##### RAW RECORDS
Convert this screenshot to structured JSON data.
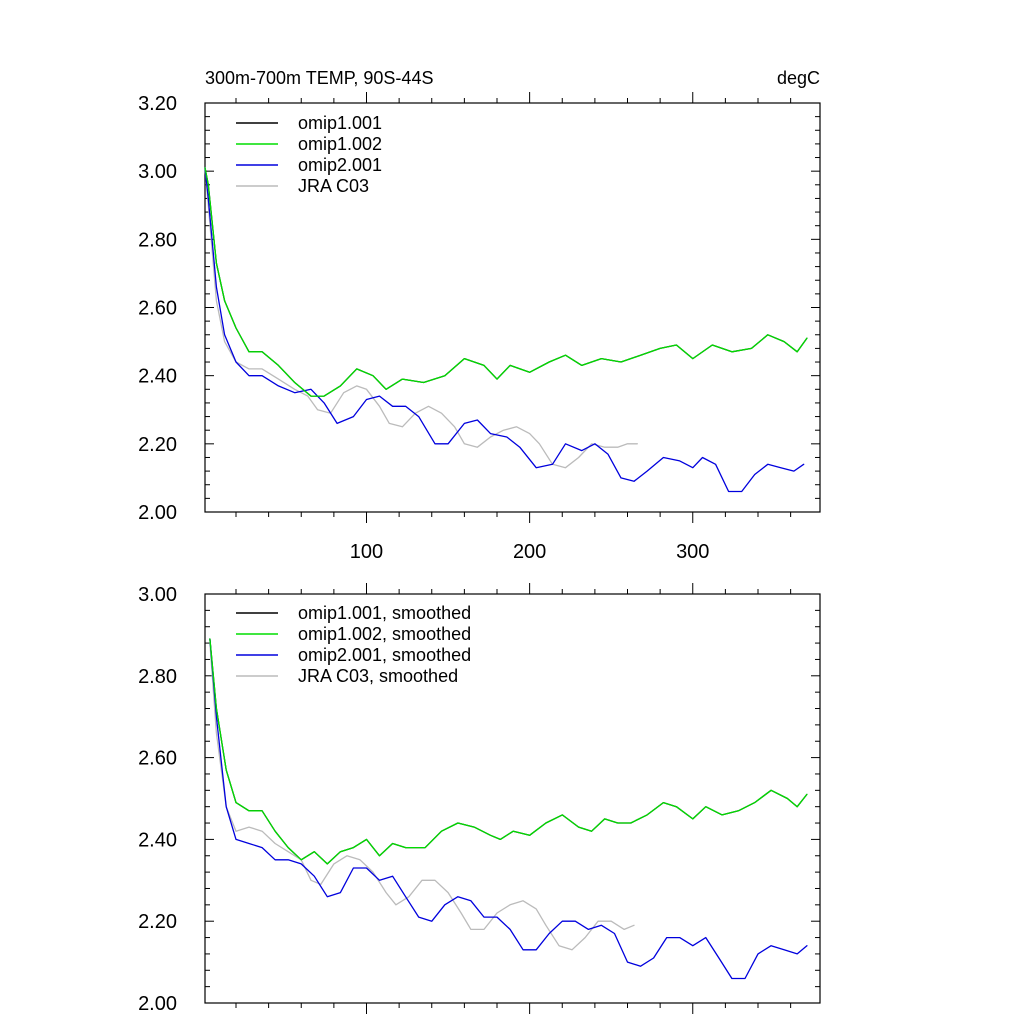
{
  "colors": {
    "omip1_001": "#000000",
    "omip1_002": "#00dd00",
    "omip2_001": "#0000dd",
    "jra_c03": "#bbbbbb"
  },
  "chart_data": [
    {
      "type": "line",
      "title": "300m-700m TEMP, 90S-44S",
      "units": "degC",
      "xlim": [
        1,
        378
      ],
      "ylim": [
        2.0,
        3.2
      ],
      "xticks": [
        100,
        200,
        300
      ],
      "xtick_labels": [
        "100",
        "200",
        "300"
      ],
      "yticks": [
        2.0,
        2.2,
        2.4,
        2.6,
        2.8,
        3.0,
        3.2
      ],
      "ytick_labels": [
        "2.00",
        "2.20",
        "2.40",
        "2.60",
        "2.80",
        "3.00",
        "3.20"
      ],
      "legend_position": "top-left",
      "series": [
        {
          "name": "omip1.001",
          "color_key": "omip1_001",
          "x": [
            1,
            3,
            8,
            13,
            20,
            28,
            36,
            46,
            56,
            66,
            74,
            84,
            94,
            104,
            112,
            122,
            135,
            148,
            160,
            172,
            180,
            188,
            200,
            212,
            222,
            232,
            244,
            256,
            268,
            280,
            290,
            300,
            312,
            324,
            336,
            346,
            356,
            364,
            370
          ],
          "y": [
            3.01,
            2.96,
            2.73,
            2.62,
            2.54,
            2.47,
            2.47,
            2.43,
            2.38,
            2.34,
            2.34,
            2.37,
            2.42,
            2.4,
            2.36,
            2.39,
            2.38,
            2.4,
            2.45,
            2.43,
            2.39,
            2.43,
            2.41,
            2.44,
            2.46,
            2.43,
            2.45,
            2.44,
            2.46,
            2.48,
            2.49,
            2.45,
            2.49,
            2.47,
            2.48,
            2.52,
            2.5,
            2.47,
            2.51
          ]
        },
        {
          "name": "omip1.002",
          "color_key": "omip1_002",
          "x": [
            1,
            3,
            8,
            13,
            20,
            28,
            36,
            46,
            56,
            66,
            74,
            84,
            94,
            104,
            112,
            122,
            135,
            148,
            160,
            172,
            180,
            188,
            200,
            212,
            222,
            232,
            244,
            256,
            268,
            280,
            290,
            300,
            312,
            324,
            336,
            346,
            356,
            364,
            370
          ],
          "y": [
            3.01,
            2.96,
            2.73,
            2.62,
            2.54,
            2.47,
            2.47,
            2.43,
            2.38,
            2.34,
            2.34,
            2.37,
            2.42,
            2.4,
            2.36,
            2.39,
            2.38,
            2.4,
            2.45,
            2.43,
            2.39,
            2.43,
            2.41,
            2.44,
            2.46,
            2.43,
            2.45,
            2.44,
            2.46,
            2.48,
            2.49,
            2.45,
            2.49,
            2.47,
            2.48,
            2.52,
            2.5,
            2.47,
            2.51
          ]
        },
        {
          "name": "omip2.001",
          "color_key": "omip2_001",
          "x": [
            1,
            3,
            8,
            13,
            20,
            28,
            36,
            46,
            56,
            66,
            74,
            82,
            92,
            100,
            108,
            116,
            124,
            132,
            142,
            150,
            160,
            168,
            176,
            186,
            194,
            204,
            214,
            222,
            232,
            240,
            248,
            256,
            264,
            272,
            282,
            292,
            300,
            306,
            314,
            322,
            330,
            338,
            346,
            354,
            362,
            368
          ],
          "y": [
            3.01,
            2.92,
            2.66,
            2.52,
            2.44,
            2.4,
            2.4,
            2.37,
            2.35,
            2.36,
            2.32,
            2.26,
            2.28,
            2.33,
            2.34,
            2.31,
            2.31,
            2.28,
            2.2,
            2.2,
            2.26,
            2.27,
            2.23,
            2.22,
            2.19,
            2.13,
            2.14,
            2.2,
            2.18,
            2.2,
            2.17,
            2.1,
            2.09,
            2.12,
            2.16,
            2.15,
            2.13,
            2.16,
            2.14,
            2.06,
            2.06,
            2.11,
            2.14,
            2.13,
            2.12,
            2.14
          ]
        },
        {
          "name": "JRA C03",
          "color_key": "jra_c03",
          "x": [
            1,
            3,
            8,
            13,
            20,
            28,
            36,
            46,
            56,
            64,
            70,
            78,
            86,
            94,
            100,
            108,
            114,
            122,
            130,
            138,
            146,
            154,
            160,
            168,
            176,
            184,
            192,
            200,
            206,
            214,
            222,
            230,
            238,
            246,
            254,
            260,
            266
          ],
          "y": [
            3.01,
            2.9,
            2.62,
            2.5,
            2.44,
            2.42,
            2.42,
            2.39,
            2.36,
            2.34,
            2.3,
            2.29,
            2.35,
            2.37,
            2.36,
            2.31,
            2.26,
            2.25,
            2.29,
            2.31,
            2.29,
            2.25,
            2.2,
            2.19,
            2.22,
            2.24,
            2.25,
            2.23,
            2.2,
            2.14,
            2.13,
            2.16,
            2.2,
            2.19,
            2.19,
            2.2,
            2.2
          ]
        }
      ]
    },
    {
      "type": "line",
      "title": "",
      "units": "",
      "xlim": [
        1,
        378
      ],
      "ylim": [
        2.0,
        3.0
      ],
      "xticks": [
        100,
        200,
        300
      ],
      "xtick_labels": [
        "",
        "",
        ""
      ],
      "yticks": [
        2.0,
        2.2,
        2.4,
        2.6,
        2.8,
        3.0
      ],
      "ytick_labels": [
        "2.00",
        "2.20",
        "2.40",
        "2.60",
        "2.80",
        "3.00"
      ],
      "legend_position": "top-left",
      "series": [
        {
          "name": "omip1.001, smoothed",
          "color_key": "omip1_001",
          "x": [
            4,
            8,
            14,
            20,
            28,
            36,
            44,
            52,
            60,
            68,
            76,
            84,
            92,
            100,
            108,
            116,
            124,
            136,
            146,
            156,
            166,
            176,
            182,
            190,
            200,
            210,
            220,
            230,
            238,
            246,
            254,
            262,
            272,
            282,
            290,
            300,
            308,
            318,
            328,
            338,
            348,
            358,
            364,
            370
          ],
          "y": [
            2.89,
            2.72,
            2.57,
            2.49,
            2.47,
            2.47,
            2.42,
            2.38,
            2.35,
            2.37,
            2.34,
            2.37,
            2.38,
            2.4,
            2.36,
            2.39,
            2.38,
            2.38,
            2.42,
            2.44,
            2.43,
            2.41,
            2.4,
            2.42,
            2.41,
            2.44,
            2.46,
            2.43,
            2.42,
            2.45,
            2.44,
            2.44,
            2.46,
            2.49,
            2.48,
            2.45,
            2.48,
            2.46,
            2.47,
            2.49,
            2.52,
            2.5,
            2.48,
            2.51
          ]
        },
        {
          "name": "omip1.002, smoothed",
          "color_key": "omip1_002",
          "x": [
            4,
            8,
            14,
            20,
            28,
            36,
            44,
            52,
            60,
            68,
            76,
            84,
            92,
            100,
            108,
            116,
            124,
            136,
            146,
            156,
            166,
            176,
            182,
            190,
            200,
            210,
            220,
            230,
            238,
            246,
            254,
            262,
            272,
            282,
            290,
            300,
            308,
            318,
            328,
            338,
            348,
            358,
            364,
            370
          ],
          "y": [
            2.89,
            2.72,
            2.57,
            2.49,
            2.47,
            2.47,
            2.42,
            2.38,
            2.35,
            2.37,
            2.34,
            2.37,
            2.38,
            2.4,
            2.36,
            2.39,
            2.38,
            2.38,
            2.42,
            2.44,
            2.43,
            2.41,
            2.4,
            2.42,
            2.41,
            2.44,
            2.46,
            2.43,
            2.42,
            2.45,
            2.44,
            2.44,
            2.46,
            2.49,
            2.48,
            2.45,
            2.48,
            2.46,
            2.47,
            2.49,
            2.52,
            2.5,
            2.48,
            2.51
          ]
        },
        {
          "name": "omip2.001, smoothed",
          "color_key": "omip2_001",
          "x": [
            4,
            8,
            14,
            20,
            28,
            36,
            44,
            52,
            60,
            68,
            76,
            84,
            92,
            100,
            108,
            116,
            124,
            132,
            140,
            148,
            156,
            164,
            172,
            180,
            188,
            196,
            204,
            212,
            220,
            228,
            236,
            244,
            252,
            260,
            268,
            276,
            284,
            292,
            300,
            308,
            316,
            324,
            332,
            340,
            348,
            356,
            364,
            370
          ],
          "y": [
            2.89,
            2.7,
            2.48,
            2.4,
            2.39,
            2.38,
            2.35,
            2.35,
            2.34,
            2.31,
            2.26,
            2.27,
            2.33,
            2.33,
            2.3,
            2.31,
            2.26,
            2.21,
            2.2,
            2.24,
            2.26,
            2.25,
            2.21,
            2.21,
            2.18,
            2.13,
            2.13,
            2.17,
            2.2,
            2.2,
            2.18,
            2.19,
            2.17,
            2.1,
            2.09,
            2.11,
            2.16,
            2.16,
            2.14,
            2.16,
            2.11,
            2.06,
            2.06,
            2.12,
            2.14,
            2.13,
            2.12,
            2.14
          ]
        },
        {
          "name": "JRA C03, smoothed",
          "color_key": "jra_c03",
          "x": [
            4,
            8,
            14,
            20,
            28,
            36,
            44,
            52,
            60,
            66,
            72,
            80,
            88,
            96,
            104,
            112,
            118,
            126,
            134,
            142,
            150,
            158,
            164,
            172,
            180,
            188,
            196,
            204,
            210,
            218,
            226,
            234,
            242,
            250,
            258,
            264
          ],
          "y": [
            2.88,
            2.66,
            2.48,
            2.42,
            2.43,
            2.42,
            2.39,
            2.37,
            2.35,
            2.3,
            2.29,
            2.34,
            2.36,
            2.35,
            2.32,
            2.27,
            2.24,
            2.26,
            2.3,
            2.3,
            2.27,
            2.22,
            2.18,
            2.18,
            2.22,
            2.24,
            2.25,
            2.23,
            2.19,
            2.14,
            2.13,
            2.16,
            2.2,
            2.2,
            2.18,
            2.19
          ]
        }
      ]
    }
  ]
}
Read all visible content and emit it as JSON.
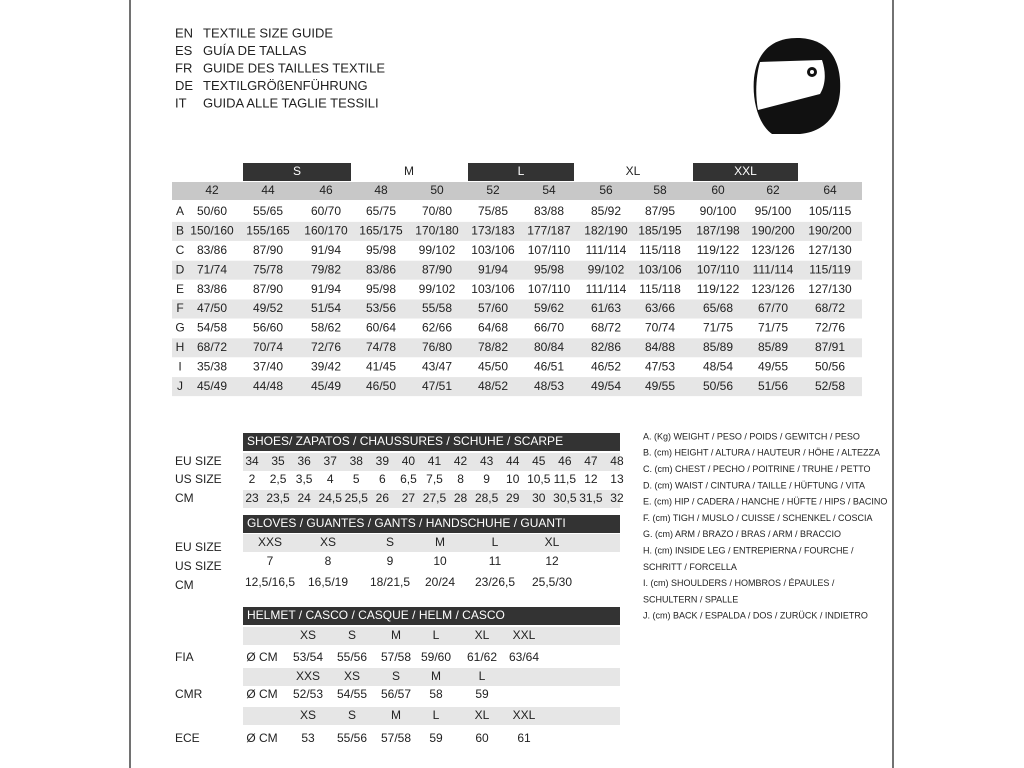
{
  "header": {
    "languages": [
      {
        "code": "EN",
        "text": "TEXTILE SIZE GUIDE"
      },
      {
        "code": "ES",
        "text": "GUÍA DE TALLAS"
      },
      {
        "code": "FR",
        "text": "GUIDE DES TAILLES TEXTILE"
      },
      {
        "code": "DE",
        "text": "TEXTILGRÖßENFÜHRUNG"
      },
      {
        "code": "IT",
        "text": "GUIDA ALLE TAGLIE TESSILI"
      }
    ]
  },
  "main_table": {
    "size_groups": [
      "S",
      "M",
      "L",
      "XL",
      "XXL"
    ],
    "sizes": [
      "42",
      "44",
      "46",
      "48",
      "50",
      "52",
      "54",
      "56",
      "58",
      "60",
      "62",
      "64"
    ],
    "rows": [
      {
        "label": "A",
        "values": [
          "50/60",
          "55/65",
          "60/70",
          "65/75",
          "70/80",
          "75/85",
          "83/88",
          "85/92",
          "87/95",
          "90/100",
          "95/100",
          "105/115"
        ]
      },
      {
        "label": "B",
        "values": [
          "150/160",
          "155/165",
          "160/170",
          "165/175",
          "170/180",
          "173/183",
          "177/187",
          "182/190",
          "185/195",
          "187/198",
          "190/200",
          "190/200"
        ]
      },
      {
        "label": "C",
        "values": [
          "83/86",
          "87/90",
          "91/94",
          "95/98",
          "99/102",
          "103/106",
          "107/110",
          "111/114",
          "115/118",
          "119/122",
          "123/126",
          "127/130"
        ]
      },
      {
        "label": "D",
        "values": [
          "71/74",
          "75/78",
          "79/82",
          "83/86",
          "87/90",
          "91/94",
          "95/98",
          "99/102",
          "103/106",
          "107/110",
          "111/114",
          "115/119"
        ]
      },
      {
        "label": "E",
        "values": [
          "83/86",
          "87/90",
          "91/94",
          "95/98",
          "99/102",
          "103/106",
          "107/110",
          "111/114",
          "115/118",
          "119/122",
          "123/126",
          "127/130"
        ]
      },
      {
        "label": "F",
        "values": [
          "47/50",
          "49/52",
          "51/54",
          "53/56",
          "55/58",
          "57/60",
          "59/62",
          "61/63",
          "63/66",
          "65/68",
          "67/70",
          "68/72"
        ]
      },
      {
        "label": "G",
        "values": [
          "54/58",
          "56/60",
          "58/62",
          "60/64",
          "62/66",
          "64/68",
          "66/70",
          "68/72",
          "70/74",
          "71/75",
          "71/75",
          "72/76"
        ]
      },
      {
        "label": "H",
        "values": [
          "68/72",
          "70/74",
          "72/76",
          "74/78",
          "76/80",
          "78/82",
          "80/84",
          "82/86",
          "84/88",
          "85/89",
          "85/89",
          "87/91"
        ]
      },
      {
        "label": "I",
        "values": [
          "35/38",
          "37/40",
          "39/42",
          "41/45",
          "43/47",
          "45/50",
          "46/51",
          "46/52",
          "47/53",
          "48/54",
          "49/55",
          "50/56"
        ]
      },
      {
        "label": "J",
        "values": [
          "45/49",
          "44/48",
          "45/49",
          "46/50",
          "47/51",
          "48/52",
          "48/53",
          "49/54",
          "49/55",
          "50/56",
          "51/56",
          "52/58"
        ]
      }
    ]
  },
  "shoes": {
    "title": "SHOES/ ZAPATOS / CHAUSSURES / SCHUHE / SCARPE",
    "rows": [
      {
        "label": "EU SIZE",
        "values": [
          "34",
          "35",
          "36",
          "37",
          "38",
          "39",
          "40",
          "41",
          "42",
          "43",
          "44",
          "45",
          "46",
          "47",
          "48"
        ]
      },
      {
        "label": "US SIZE",
        "values": [
          "2",
          "2,5",
          "3,5",
          "4",
          "5",
          "6",
          "6,5",
          "7,5",
          "8",
          "9",
          "10",
          "10,5",
          "11,5",
          "12",
          "13"
        ]
      },
      {
        "label": "CM",
        "values": [
          "23",
          "23,5",
          "24",
          "24,5",
          "25,5",
          "26",
          "27",
          "27,5",
          "28",
          "28,5",
          "29",
          "30",
          "30,5",
          "31,5",
          "32"
        ]
      }
    ]
  },
  "gloves": {
    "title": "GLOVES / GUANTES / GANTS / HANDSCHUHE / GUANTI",
    "rows": [
      {
        "label": "EU SIZE",
        "values": [
          "XXS",
          "XS",
          "S",
          "M",
          "L",
          "XL"
        ]
      },
      {
        "label": "US SIZE",
        "values": [
          "7",
          "8",
          "9",
          "10",
          "11",
          "12"
        ]
      },
      {
        "label": "CM",
        "values": [
          "12,5/16,5",
          "16,5/19",
          "18/21,5",
          "20/24",
          "23/26,5",
          "25,5/30"
        ]
      }
    ]
  },
  "helmet": {
    "title": "HELMET / CASCO / CASQUE / HELM / CASCO",
    "standards": [
      {
        "name": "FIA",
        "sizes": [
          "XS",
          "S",
          "M",
          "L",
          "XL",
          "XXL"
        ],
        "unit": "Ø CM",
        "values": [
          "53/54",
          "55/56",
          "57/58",
          "59/60",
          "61/62",
          "63/64"
        ]
      },
      {
        "name": "CMR",
        "sizes": [
          "XXS",
          "XS",
          "S",
          "M",
          "L"
        ],
        "unit": "Ø CM",
        "values": [
          "52/53",
          "54/55",
          "56/57",
          "58",
          "59"
        ]
      },
      {
        "name": "ECE",
        "sizes": [
          "XS",
          "S",
          "M",
          "L",
          "XL",
          "XXL"
        ],
        "unit": "Ø CM",
        "values": [
          "53",
          "55/56",
          "57/58",
          "59",
          "60",
          "61"
        ]
      }
    ]
  },
  "legend": [
    "A. (Kg) WEIGHT / PESO / POIDS / GEWITCH / PESO",
    "B. (cm) HEIGHT / ALTURA / HAUTEUR / HÖHE / ALTEZZA",
    "C. (cm) CHEST / PECHO / POITRINE / TRUHE / PETTO",
    "D. (cm) WAIST / CINTURA / TAILLE / HÜFTUNG / VITA",
    "E. (cm) HIP / CADERA / HANCHE / HÜFTE / HIPS / BACINO",
    "F. (cm) TIGH / MUSLO / CUISSE / SCHENKEL / COSCIA",
    "G. (cm) ARM / BRAZO / BRAS / ARM / BRACCIO",
    "H. (cm) INSIDE LEG / ENTREPIERNA / FOURCHE /",
    "SCHRITT / FORCELLA",
    "I. (cm) SHOULDERS / HOMBROS / ÉPAULES /",
    "SCHULTERN / SPALLE",
    "J. (cm) BACK / ESPALDA / DOS / ZURÜCK / INDIETRO"
  ]
}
##########
INSTRUCTION
State how many lines above contain the string "JSON", with no other words.

ANSWER TO THE PROBLEM
2